* Start *
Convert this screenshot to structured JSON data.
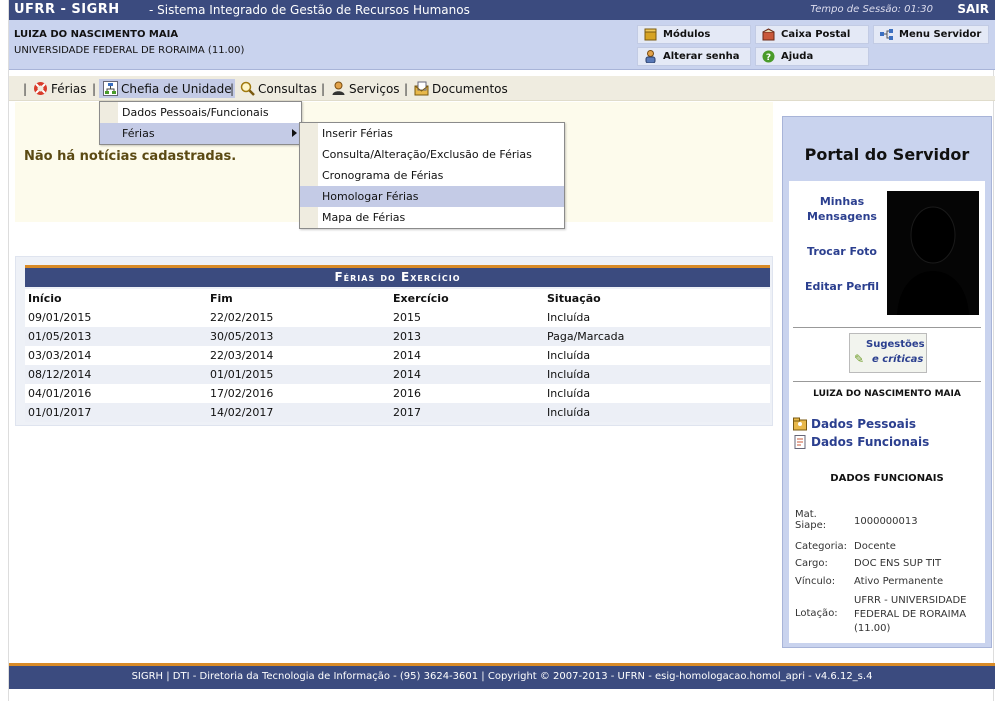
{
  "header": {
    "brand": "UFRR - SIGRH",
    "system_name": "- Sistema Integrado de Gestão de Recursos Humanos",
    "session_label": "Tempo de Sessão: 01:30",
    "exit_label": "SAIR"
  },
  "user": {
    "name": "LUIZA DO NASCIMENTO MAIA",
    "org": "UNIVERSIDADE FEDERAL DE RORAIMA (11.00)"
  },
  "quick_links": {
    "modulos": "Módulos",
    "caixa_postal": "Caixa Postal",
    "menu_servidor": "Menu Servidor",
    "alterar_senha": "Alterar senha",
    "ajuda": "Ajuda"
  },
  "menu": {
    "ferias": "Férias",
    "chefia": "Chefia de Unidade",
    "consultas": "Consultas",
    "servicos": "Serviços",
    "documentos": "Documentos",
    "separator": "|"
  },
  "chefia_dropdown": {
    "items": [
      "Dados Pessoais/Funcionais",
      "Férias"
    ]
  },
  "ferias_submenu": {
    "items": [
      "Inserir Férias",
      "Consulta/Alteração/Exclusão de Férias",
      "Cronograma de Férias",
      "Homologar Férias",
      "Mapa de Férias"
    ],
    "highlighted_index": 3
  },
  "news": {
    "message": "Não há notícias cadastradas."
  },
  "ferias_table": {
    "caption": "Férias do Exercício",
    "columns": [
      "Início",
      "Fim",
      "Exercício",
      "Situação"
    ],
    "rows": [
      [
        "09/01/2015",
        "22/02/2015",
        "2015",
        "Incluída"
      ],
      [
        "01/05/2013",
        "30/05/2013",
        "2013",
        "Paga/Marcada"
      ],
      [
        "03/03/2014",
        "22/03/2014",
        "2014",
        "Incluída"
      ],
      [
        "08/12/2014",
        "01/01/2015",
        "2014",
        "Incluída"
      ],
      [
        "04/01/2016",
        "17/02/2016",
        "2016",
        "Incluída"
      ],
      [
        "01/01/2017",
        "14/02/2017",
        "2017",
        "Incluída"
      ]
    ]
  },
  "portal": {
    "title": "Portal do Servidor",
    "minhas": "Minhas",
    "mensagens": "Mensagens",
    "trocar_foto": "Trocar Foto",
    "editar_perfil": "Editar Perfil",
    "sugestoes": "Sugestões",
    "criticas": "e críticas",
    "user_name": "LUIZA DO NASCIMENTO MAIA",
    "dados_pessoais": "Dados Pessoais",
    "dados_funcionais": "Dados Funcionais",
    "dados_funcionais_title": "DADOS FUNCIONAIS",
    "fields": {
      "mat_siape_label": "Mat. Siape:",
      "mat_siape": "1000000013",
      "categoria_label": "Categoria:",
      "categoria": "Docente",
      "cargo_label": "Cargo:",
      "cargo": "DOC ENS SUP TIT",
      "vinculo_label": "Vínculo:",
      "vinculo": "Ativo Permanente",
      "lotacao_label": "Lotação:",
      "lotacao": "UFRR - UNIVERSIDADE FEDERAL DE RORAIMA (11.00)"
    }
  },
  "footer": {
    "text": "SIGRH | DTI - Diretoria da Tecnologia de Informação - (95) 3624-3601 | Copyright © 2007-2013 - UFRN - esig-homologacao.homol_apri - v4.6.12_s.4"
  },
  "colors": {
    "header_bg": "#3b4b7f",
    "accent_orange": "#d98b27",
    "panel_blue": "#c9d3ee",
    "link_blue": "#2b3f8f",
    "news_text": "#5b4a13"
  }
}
* End *
* Start *
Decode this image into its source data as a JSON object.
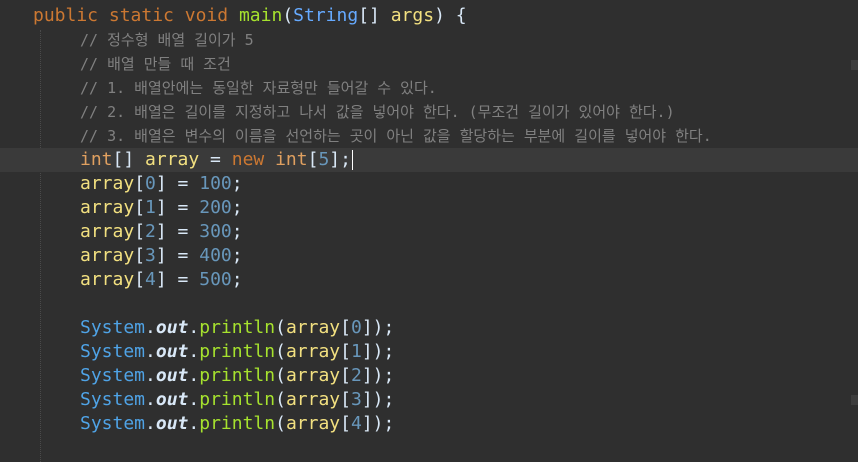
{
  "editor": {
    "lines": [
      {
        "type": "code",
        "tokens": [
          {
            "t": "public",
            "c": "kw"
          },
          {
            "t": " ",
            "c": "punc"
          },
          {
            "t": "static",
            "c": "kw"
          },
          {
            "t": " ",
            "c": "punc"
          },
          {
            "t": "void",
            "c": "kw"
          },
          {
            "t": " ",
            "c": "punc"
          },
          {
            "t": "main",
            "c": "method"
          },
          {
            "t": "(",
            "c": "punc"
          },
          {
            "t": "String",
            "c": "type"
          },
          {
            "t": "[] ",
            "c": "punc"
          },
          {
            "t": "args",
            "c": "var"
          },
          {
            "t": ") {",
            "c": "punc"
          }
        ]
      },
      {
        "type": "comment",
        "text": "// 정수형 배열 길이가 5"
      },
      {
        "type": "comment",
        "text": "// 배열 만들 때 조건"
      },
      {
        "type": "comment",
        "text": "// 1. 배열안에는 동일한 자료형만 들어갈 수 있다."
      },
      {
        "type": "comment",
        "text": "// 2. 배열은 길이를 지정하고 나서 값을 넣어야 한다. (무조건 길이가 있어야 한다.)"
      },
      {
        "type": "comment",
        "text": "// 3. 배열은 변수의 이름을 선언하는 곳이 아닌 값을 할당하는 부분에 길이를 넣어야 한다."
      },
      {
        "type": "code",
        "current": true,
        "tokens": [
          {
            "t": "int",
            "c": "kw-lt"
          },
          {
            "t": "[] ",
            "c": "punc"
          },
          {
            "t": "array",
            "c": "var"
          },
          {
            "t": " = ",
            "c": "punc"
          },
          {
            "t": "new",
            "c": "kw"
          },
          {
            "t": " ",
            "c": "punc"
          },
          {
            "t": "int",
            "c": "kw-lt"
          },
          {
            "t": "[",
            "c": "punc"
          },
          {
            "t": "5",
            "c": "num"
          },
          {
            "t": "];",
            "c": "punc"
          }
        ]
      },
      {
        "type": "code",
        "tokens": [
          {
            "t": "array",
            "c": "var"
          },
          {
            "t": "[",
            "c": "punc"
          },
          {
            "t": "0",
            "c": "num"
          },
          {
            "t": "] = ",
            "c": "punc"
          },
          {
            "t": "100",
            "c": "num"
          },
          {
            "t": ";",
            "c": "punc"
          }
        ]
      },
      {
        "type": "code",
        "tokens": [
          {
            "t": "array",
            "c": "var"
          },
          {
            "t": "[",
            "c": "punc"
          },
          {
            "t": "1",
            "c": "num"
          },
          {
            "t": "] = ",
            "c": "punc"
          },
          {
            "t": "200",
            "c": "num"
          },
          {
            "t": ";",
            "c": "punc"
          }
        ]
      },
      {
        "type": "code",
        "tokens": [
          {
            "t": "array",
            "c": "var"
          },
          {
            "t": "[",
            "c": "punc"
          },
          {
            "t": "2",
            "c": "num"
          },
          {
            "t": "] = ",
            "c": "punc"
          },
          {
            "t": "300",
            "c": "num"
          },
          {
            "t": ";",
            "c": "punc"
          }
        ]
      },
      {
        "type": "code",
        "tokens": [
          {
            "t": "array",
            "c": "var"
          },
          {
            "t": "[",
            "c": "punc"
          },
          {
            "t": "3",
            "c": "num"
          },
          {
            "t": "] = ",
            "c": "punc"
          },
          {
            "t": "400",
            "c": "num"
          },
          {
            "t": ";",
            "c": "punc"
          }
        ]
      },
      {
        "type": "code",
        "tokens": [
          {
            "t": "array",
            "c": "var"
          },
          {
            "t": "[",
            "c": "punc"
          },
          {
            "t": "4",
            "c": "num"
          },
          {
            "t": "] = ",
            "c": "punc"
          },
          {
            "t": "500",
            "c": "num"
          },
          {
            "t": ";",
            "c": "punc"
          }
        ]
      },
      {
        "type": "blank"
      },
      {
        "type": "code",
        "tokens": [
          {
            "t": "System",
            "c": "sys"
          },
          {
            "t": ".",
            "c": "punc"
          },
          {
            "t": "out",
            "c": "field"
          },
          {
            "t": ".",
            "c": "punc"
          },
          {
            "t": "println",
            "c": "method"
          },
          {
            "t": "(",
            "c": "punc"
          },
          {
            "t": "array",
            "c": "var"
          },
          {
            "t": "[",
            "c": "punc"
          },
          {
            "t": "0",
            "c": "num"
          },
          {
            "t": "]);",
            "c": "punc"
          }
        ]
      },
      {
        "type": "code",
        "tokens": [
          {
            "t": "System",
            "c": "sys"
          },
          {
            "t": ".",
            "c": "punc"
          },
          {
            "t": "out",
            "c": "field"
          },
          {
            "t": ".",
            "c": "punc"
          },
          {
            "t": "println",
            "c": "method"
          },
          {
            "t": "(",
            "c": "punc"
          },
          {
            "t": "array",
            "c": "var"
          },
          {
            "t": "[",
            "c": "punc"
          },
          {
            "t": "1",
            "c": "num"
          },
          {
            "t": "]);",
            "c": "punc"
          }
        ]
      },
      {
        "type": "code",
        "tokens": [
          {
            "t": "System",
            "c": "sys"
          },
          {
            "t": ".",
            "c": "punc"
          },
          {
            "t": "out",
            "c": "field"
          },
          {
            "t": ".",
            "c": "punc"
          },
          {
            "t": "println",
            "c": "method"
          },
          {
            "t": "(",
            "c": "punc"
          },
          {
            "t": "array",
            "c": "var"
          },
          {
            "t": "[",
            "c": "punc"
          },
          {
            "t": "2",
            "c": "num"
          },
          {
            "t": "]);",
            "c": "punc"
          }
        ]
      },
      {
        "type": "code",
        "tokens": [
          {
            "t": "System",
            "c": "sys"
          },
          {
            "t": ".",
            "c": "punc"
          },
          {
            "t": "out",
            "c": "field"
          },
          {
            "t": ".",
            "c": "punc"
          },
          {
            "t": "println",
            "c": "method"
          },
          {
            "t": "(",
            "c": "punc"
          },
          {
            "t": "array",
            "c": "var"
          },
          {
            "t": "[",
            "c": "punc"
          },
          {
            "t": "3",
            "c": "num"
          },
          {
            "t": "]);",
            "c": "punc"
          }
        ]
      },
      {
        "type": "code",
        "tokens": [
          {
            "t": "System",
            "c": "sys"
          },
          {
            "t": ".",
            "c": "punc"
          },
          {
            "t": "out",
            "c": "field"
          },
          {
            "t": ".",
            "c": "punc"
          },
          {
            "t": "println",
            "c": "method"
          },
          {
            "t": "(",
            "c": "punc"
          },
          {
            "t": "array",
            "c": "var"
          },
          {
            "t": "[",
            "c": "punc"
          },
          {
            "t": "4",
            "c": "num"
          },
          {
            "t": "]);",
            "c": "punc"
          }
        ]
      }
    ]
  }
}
* End *
* Start *
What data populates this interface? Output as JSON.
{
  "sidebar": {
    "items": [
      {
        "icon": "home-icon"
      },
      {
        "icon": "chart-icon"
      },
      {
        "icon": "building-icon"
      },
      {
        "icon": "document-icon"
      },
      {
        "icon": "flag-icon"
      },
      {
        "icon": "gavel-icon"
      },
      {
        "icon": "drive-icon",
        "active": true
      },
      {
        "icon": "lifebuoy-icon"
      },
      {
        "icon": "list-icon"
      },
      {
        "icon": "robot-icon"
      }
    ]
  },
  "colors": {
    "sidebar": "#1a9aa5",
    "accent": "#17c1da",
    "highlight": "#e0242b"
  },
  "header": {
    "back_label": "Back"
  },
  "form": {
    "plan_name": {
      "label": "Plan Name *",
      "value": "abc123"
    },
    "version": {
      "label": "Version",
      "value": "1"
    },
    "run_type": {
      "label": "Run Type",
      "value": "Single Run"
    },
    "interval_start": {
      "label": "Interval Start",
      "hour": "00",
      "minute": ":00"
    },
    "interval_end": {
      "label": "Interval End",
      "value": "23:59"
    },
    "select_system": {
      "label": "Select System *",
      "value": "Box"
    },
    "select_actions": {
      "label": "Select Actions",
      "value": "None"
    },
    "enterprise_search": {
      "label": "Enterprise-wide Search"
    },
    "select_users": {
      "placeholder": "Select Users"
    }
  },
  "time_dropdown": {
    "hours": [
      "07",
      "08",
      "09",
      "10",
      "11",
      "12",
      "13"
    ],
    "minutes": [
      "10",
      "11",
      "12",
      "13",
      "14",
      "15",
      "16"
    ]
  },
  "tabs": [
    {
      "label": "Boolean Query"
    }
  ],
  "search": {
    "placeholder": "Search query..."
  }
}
* End *
• [Set task]: Extract each line holding the string "Pessoais".

• [Exercise result]:
      "Dados Pessoais/Funcionais",
    "dados_pessoais": "Dados Pessoais",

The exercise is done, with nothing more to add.